WORK TO BE COMPLETED: Return the lines where the word "protection" occurs.

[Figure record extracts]

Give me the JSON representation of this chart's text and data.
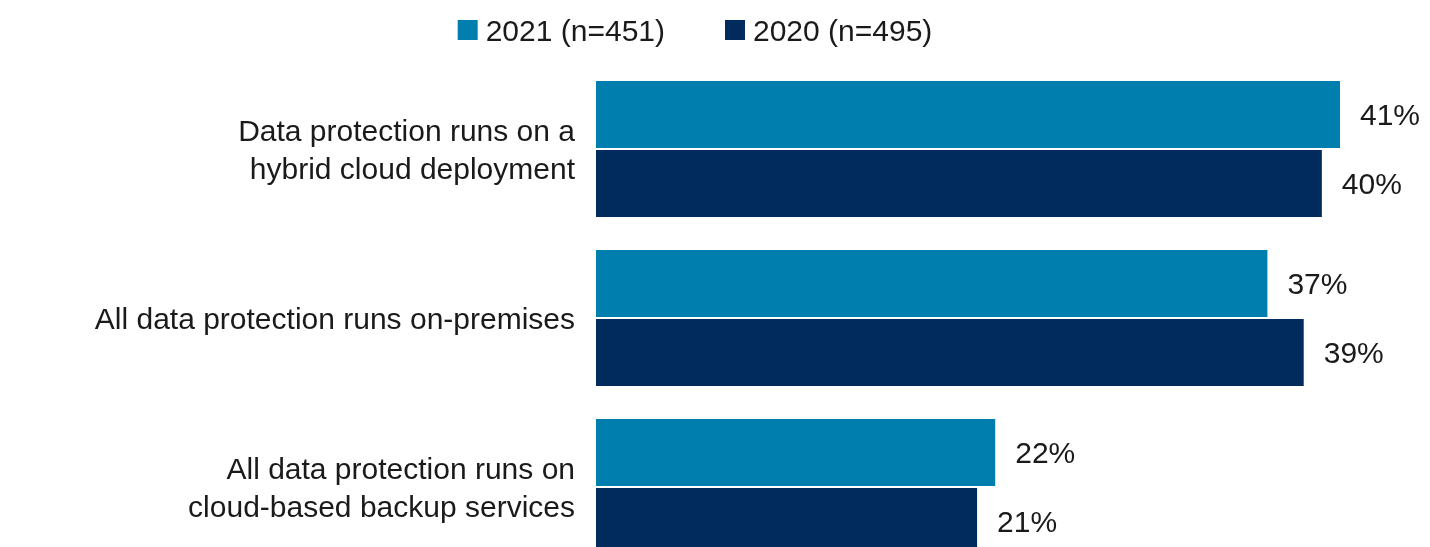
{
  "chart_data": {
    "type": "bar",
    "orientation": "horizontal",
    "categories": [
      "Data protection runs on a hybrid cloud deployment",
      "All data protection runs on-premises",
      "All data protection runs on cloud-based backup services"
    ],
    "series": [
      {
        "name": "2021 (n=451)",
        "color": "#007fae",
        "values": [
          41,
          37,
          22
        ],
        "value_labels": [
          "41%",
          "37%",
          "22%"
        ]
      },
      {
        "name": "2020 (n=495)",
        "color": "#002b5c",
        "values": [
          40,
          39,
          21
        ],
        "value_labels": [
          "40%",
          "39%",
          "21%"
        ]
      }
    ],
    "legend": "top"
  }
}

* * *

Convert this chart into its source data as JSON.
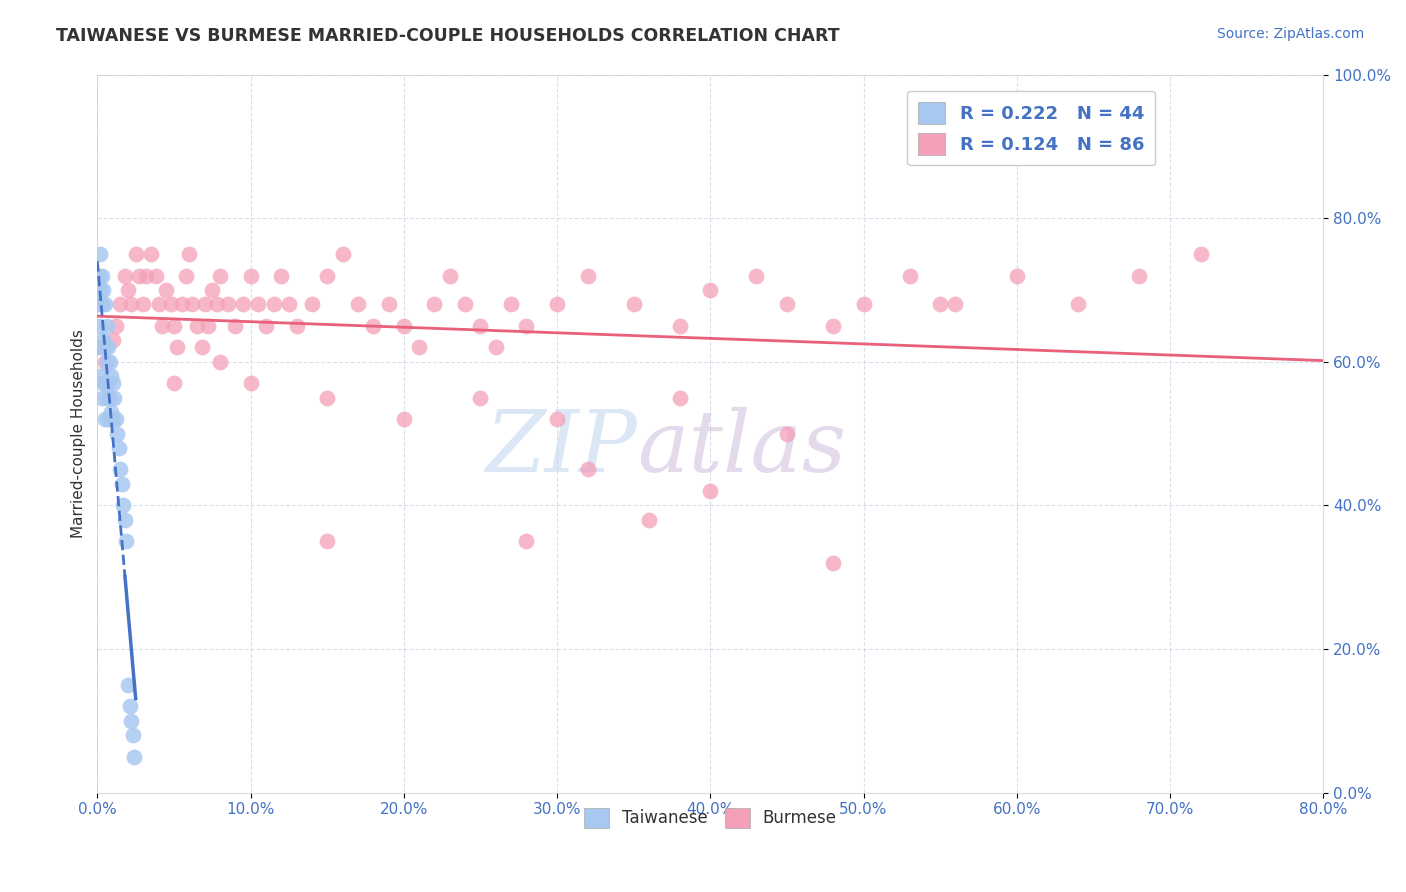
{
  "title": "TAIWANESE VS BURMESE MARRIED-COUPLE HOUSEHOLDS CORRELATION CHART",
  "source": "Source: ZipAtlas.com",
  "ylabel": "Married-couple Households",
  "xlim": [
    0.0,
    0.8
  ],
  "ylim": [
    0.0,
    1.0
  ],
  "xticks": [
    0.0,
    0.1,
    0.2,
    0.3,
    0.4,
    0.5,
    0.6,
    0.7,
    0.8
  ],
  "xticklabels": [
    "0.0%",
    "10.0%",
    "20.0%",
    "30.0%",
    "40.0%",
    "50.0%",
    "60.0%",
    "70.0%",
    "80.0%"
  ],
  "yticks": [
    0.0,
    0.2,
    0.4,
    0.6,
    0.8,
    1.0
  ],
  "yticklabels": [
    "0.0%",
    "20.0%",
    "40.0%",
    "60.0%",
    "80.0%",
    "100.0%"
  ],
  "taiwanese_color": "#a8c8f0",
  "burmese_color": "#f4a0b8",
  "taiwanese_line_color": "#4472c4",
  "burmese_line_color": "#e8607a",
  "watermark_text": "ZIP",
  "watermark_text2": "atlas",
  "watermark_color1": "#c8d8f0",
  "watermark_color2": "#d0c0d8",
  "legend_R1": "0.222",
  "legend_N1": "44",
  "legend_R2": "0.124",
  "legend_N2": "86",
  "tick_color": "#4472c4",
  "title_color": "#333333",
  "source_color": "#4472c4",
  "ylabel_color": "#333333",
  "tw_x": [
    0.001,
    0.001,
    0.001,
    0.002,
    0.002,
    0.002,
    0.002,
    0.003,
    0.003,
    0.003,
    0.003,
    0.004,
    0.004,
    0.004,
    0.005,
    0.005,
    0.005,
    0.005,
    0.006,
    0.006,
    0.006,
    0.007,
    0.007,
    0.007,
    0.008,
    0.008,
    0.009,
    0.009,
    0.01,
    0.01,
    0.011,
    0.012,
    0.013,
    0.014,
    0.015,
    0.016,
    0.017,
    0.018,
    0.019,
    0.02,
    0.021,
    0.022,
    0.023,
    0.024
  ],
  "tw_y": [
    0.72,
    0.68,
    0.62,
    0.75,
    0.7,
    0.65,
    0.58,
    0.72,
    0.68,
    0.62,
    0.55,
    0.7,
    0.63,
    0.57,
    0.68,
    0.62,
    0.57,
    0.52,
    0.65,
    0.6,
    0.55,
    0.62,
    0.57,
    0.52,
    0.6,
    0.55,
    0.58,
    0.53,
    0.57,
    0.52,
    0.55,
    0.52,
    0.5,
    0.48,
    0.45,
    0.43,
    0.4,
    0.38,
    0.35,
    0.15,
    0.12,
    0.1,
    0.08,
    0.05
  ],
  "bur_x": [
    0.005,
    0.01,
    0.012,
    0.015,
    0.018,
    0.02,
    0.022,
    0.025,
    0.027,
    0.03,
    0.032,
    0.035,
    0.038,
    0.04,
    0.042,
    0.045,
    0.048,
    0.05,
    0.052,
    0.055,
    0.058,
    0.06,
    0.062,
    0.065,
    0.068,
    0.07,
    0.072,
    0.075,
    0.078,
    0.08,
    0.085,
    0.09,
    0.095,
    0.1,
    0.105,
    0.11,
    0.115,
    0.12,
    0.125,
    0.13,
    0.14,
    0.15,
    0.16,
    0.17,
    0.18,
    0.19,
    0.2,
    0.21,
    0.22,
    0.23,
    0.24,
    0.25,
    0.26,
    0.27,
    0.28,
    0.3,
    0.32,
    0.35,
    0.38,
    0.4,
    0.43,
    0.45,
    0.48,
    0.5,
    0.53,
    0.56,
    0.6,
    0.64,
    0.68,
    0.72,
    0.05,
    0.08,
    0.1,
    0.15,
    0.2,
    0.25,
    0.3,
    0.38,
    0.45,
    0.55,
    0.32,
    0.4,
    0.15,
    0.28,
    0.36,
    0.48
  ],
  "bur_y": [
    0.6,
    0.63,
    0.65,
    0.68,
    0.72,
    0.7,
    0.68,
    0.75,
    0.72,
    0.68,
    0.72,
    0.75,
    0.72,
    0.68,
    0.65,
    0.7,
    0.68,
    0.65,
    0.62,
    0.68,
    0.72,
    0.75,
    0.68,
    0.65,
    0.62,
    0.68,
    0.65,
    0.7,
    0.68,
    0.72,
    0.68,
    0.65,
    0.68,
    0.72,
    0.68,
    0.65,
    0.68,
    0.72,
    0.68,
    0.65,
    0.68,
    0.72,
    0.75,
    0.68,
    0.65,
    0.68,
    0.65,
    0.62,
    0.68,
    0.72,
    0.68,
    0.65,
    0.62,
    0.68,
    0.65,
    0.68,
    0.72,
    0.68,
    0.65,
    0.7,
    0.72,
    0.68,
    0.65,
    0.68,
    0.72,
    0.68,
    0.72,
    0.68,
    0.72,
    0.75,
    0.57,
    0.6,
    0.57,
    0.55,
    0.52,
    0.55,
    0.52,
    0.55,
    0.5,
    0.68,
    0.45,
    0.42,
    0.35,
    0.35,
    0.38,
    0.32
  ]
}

COMPLETE ANSWER:
      "Data protection runs on a hybrid cloud deployment",
      "All data protection runs on-premises",
      "All data protection runs on cloud-based backup services"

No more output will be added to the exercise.